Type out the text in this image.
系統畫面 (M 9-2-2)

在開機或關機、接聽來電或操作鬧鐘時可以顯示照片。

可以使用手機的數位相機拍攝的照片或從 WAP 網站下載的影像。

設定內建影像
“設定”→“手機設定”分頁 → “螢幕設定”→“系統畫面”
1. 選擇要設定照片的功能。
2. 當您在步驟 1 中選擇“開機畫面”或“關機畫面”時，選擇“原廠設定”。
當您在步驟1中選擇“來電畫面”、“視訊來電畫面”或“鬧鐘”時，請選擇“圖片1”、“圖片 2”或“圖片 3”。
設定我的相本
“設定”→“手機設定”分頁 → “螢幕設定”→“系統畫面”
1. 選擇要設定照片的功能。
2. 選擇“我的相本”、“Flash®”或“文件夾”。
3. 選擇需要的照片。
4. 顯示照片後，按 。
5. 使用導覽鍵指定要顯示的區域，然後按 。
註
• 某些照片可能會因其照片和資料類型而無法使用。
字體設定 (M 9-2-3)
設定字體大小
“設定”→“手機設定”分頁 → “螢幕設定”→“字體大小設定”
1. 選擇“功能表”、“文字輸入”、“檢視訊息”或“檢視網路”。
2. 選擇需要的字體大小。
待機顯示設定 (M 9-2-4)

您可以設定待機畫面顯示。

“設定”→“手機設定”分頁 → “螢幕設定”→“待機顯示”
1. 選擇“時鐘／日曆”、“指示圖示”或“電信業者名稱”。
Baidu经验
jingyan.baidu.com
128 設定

========================

### GIVEN EXERCISE
Could you transcribe the records in full, exactly?

### RESULT OF THIS TASK
Type out the text in this image.
系統畫面 (M 9-2-2)

在開機或關機、接聽來電或操作鬧鐘時可以顯示照片。

可以使用手機的數位相機拍攝的照片或從 WAP 網站下載的影像。

設定內建影像
“設定”→“手機設定”分頁 → “螢幕設定”→“系統畫面”
1. 選擇要設定照片的功能。
2. 當您在步驟 1 中選擇“開機畫面”或“關機畫面”時，選擇“原廠設定”。
當您在步驟1中選擇“來電畫面”、“視訊來電畫面”或“鬧鐘”時，請選擇“圖片1”、“圖片 2”或“圖片 3”。
設定我的相本
“設定”→“手機設定”分頁 → “螢幕設定”→“系統畫面”
1. 選擇要設定照片的功能。
2. 選擇“我的相本”、“Flash®”或“文件夾”。
3. 選擇需要的照片。
4. 顯示照片後，按 。
5. 使用導覽鍵指定要顯示的區域，然後按 。
註
• 某些照片可能會因其照片和資料類型而無法使用。
字體設定 (M 9-2-3)
設定字體大小
“設定”→“手機設定”分頁 → “螢幕設定”→“字體大小設定”
1. 選擇“功能表”、“文字輸入”、“檢視訊息”或“檢視網路”。
2. 選擇需要的字體大小。
待機顯示設定 (M 9-2-4)

您可以設定待機畫面顯示。

“設定”→“手機設定”分頁 → “螢幕設定”→“待機顯示”
1. 選擇“時鐘／日曆”、“指示圖示”或“電信業者名稱”。
Baidu经验
jingyan.baidu.com
128 設定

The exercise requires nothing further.